**Task description:** Show, in full, each line of the data that contains "общения".

___

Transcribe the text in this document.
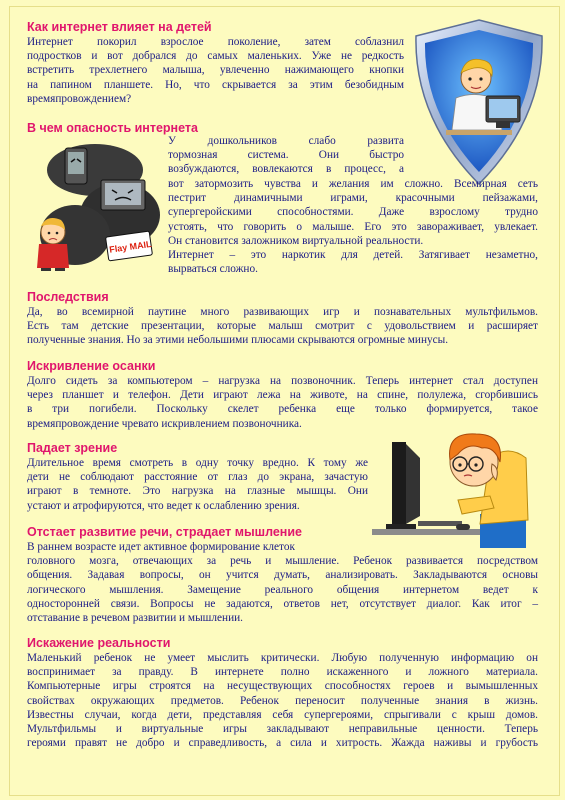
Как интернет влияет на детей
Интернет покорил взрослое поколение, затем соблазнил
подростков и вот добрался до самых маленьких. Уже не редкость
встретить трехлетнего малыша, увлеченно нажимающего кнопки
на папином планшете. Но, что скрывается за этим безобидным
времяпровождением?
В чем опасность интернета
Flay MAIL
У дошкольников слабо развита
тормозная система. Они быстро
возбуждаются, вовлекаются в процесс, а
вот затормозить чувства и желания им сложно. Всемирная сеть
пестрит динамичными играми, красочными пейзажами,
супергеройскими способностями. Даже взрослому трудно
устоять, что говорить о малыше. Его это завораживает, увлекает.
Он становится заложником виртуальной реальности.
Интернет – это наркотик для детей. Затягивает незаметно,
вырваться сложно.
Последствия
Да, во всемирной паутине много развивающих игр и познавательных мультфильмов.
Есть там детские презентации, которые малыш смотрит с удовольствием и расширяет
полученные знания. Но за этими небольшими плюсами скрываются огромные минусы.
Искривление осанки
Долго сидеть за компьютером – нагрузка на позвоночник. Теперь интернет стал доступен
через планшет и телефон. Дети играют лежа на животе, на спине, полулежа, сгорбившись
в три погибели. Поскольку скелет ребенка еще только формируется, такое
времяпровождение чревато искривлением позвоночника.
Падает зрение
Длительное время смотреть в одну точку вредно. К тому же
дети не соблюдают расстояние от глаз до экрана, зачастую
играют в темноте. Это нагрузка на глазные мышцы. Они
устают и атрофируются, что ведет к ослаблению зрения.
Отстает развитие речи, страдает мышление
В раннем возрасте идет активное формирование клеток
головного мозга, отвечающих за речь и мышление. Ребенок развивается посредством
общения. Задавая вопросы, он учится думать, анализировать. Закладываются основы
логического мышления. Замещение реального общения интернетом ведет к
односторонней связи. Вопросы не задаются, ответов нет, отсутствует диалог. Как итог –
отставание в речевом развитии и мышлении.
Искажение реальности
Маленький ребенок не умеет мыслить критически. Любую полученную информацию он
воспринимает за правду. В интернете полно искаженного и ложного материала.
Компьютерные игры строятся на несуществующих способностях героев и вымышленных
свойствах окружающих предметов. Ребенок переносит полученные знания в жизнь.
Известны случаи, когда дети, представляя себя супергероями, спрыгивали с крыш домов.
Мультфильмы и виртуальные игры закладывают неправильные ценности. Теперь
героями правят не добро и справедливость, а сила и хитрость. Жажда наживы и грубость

___

**Written answer:**
общения. Задавая вопросы, он учится думать, анализировать. Закладываются основы
логического мышления. Замещение реального общения интернетом ведет к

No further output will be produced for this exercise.